Chart and figure data
* start *

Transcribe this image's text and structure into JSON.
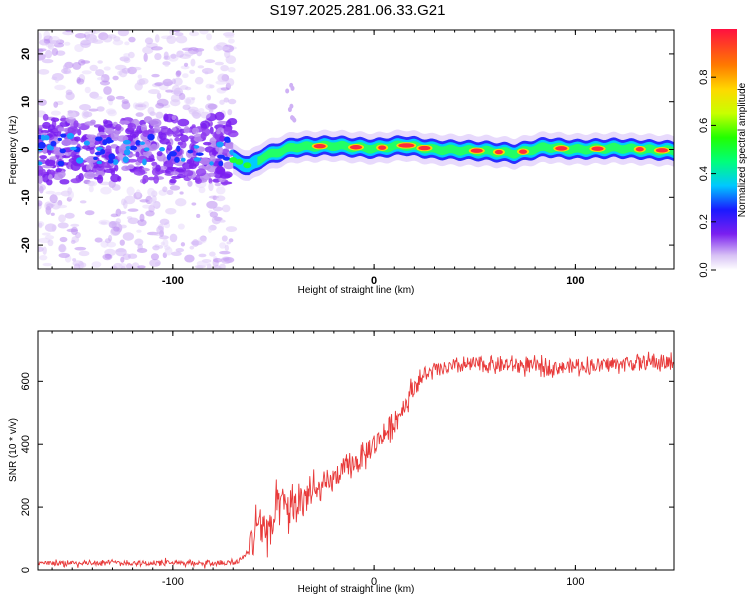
{
  "title": "S197.2025.281.06.33.G21",
  "chart_data": [
    {
      "type": "heatmap",
      "name": "spectrogram",
      "xlabel": "Height of straight line (km)",
      "ylabel": "Frequency (Hz)",
      "xlim": [
        -167,
        149
      ],
      "ylim": [
        -25,
        25
      ],
      "xticks": [
        -100,
        0,
        100
      ],
      "yticks": [
        -20,
        -10,
        0,
        10,
        20
      ],
      "ridge": {
        "description_points": [
          [
            -70,
            -2.2
          ],
          [
            -62,
            -3.5
          ],
          [
            -55,
            -1.5
          ],
          [
            -40,
            0.5
          ],
          [
            -20,
            0.8
          ],
          [
            0,
            0.2
          ],
          [
            15,
            0.9
          ],
          [
            30,
            0.0
          ],
          [
            55,
            -0.3
          ],
          [
            70,
            -0.8
          ],
          [
            85,
            0.5
          ],
          [
            100,
            0.0
          ],
          [
            120,
            0.3
          ],
          [
            149,
            -0.3
          ]
        ],
        "high_amplitude_segments_x": [
          [
            -30,
            -24
          ],
          [
            -12,
            -6
          ],
          [
            2,
            6
          ],
          [
            12,
            20
          ],
          [
            22,
            28
          ],
          [
            48,
            54
          ],
          [
            60,
            64
          ],
          [
            72,
            76
          ],
          [
            90,
            96
          ],
          [
            108,
            114
          ],
          [
            130,
            134
          ],
          [
            140,
            146
          ]
        ]
      },
      "noise_region_x": [
        -167,
        -70
      ],
      "colorbar": {
        "label": "Normalized spectral amplitude",
        "ticks": [
          "0.0",
          "0.2",
          "0.4",
          "0.6",
          "0.8"
        ],
        "range": [
          0,
          1
        ]
      }
    },
    {
      "type": "line",
      "name": "snr",
      "xlabel": "Height of straight line (km)",
      "ylabel": "SNR (10 * v/v)",
      "xlim": [
        -167,
        149
      ],
      "ylim": [
        0,
        760
      ],
      "xticks": [
        -100,
        0,
        100
      ],
      "yticks": [
        0,
        200,
        400,
        600
      ],
      "color": "#e83a3a",
      "series": [
        {
          "name": "SNR",
          "x": [
            -167,
            -150,
            -130,
            -110,
            -90,
            -75,
            -68,
            -62,
            -58,
            -52,
            -47,
            -42,
            -35,
            -28,
            -20,
            -12,
            -5,
            0,
            8,
            15,
            20,
            28,
            35,
            50,
            70,
            90,
            110,
            130,
            149
          ],
          "y": [
            22,
            22,
            23,
            22,
            22,
            23,
            25,
            60,
            160,
            120,
            210,
            190,
            230,
            250,
            290,
            330,
            360,
            400,
            450,
            520,
            590,
            630,
            640,
            655,
            650,
            645,
            650,
            660,
            660
          ]
        }
      ]
    }
  ]
}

* end *

Write the listing out a second time exactly, dropping all images.

▶ [REPLY TO THE TASK]:
Transcribe this image's text and structure into JSON.
{
  "title": "S197.2025.281.06.33.G21",
  "chart_data": [
    {
      "type": "heatmap",
      "name": "spectrogram",
      "xlabel": "Height of straight line (km)",
      "ylabel": "Frequency (Hz)",
      "xlim": [
        -167,
        149
      ],
      "ylim": [
        -25,
        25
      ],
      "xticks": [
        -100,
        0,
        100
      ],
      "yticks": [
        -20,
        -10,
        0,
        10,
        20
      ],
      "ridge": {
        "description_points": [
          [
            -70,
            -2.2
          ],
          [
            -62,
            -3.5
          ],
          [
            -55,
            -1.5
          ],
          [
            -40,
            0.5
          ],
          [
            -20,
            0.8
          ],
          [
            0,
            0.2
          ],
          [
            15,
            0.9
          ],
          [
            30,
            0.0
          ],
          [
            55,
            -0.3
          ],
          [
            70,
            -0.8
          ],
          [
            85,
            0.5
          ],
          [
            100,
            0.0
          ],
          [
            120,
            0.3
          ],
          [
            149,
            -0.3
          ]
        ],
        "high_amplitude_segments_x": [
          [
            -30,
            -24
          ],
          [
            -12,
            -6
          ],
          [
            2,
            6
          ],
          [
            12,
            20
          ],
          [
            22,
            28
          ],
          [
            48,
            54
          ],
          [
            60,
            64
          ],
          [
            72,
            76
          ],
          [
            90,
            96
          ],
          [
            108,
            114
          ],
          [
            130,
            134
          ],
          [
            140,
            146
          ]
        ]
      },
      "noise_region_x": [
        -167,
        -70
      ],
      "colorbar": {
        "label": "Normalized spectral amplitude",
        "ticks": [
          "0.0",
          "0.2",
          "0.4",
          "0.6",
          "0.8"
        ],
        "range": [
          0,
          1
        ]
      }
    },
    {
      "type": "line",
      "name": "snr",
      "xlabel": "Height of straight line (km)",
      "ylabel": "SNR (10 * v/v)",
      "xlim": [
        -167,
        149
      ],
      "ylim": [
        0,
        760
      ],
      "xticks": [
        -100,
        0,
        100
      ],
      "yticks": [
        0,
        200,
        400,
        600
      ],
      "color": "#e83a3a",
      "series": [
        {
          "name": "SNR",
          "x": [
            -167,
            -150,
            -130,
            -110,
            -90,
            -75,
            -68,
            -62,
            -58,
            -52,
            -47,
            -42,
            -35,
            -28,
            -20,
            -12,
            -5,
            0,
            8,
            15,
            20,
            28,
            35,
            50,
            70,
            90,
            110,
            130,
            149
          ],
          "y": [
            22,
            22,
            23,
            22,
            22,
            23,
            25,
            60,
            160,
            120,
            210,
            190,
            230,
            250,
            290,
            330,
            360,
            400,
            450,
            520,
            590,
            630,
            640,
            655,
            650,
            645,
            650,
            660,
            660
          ]
        }
      ]
    }
  ]
}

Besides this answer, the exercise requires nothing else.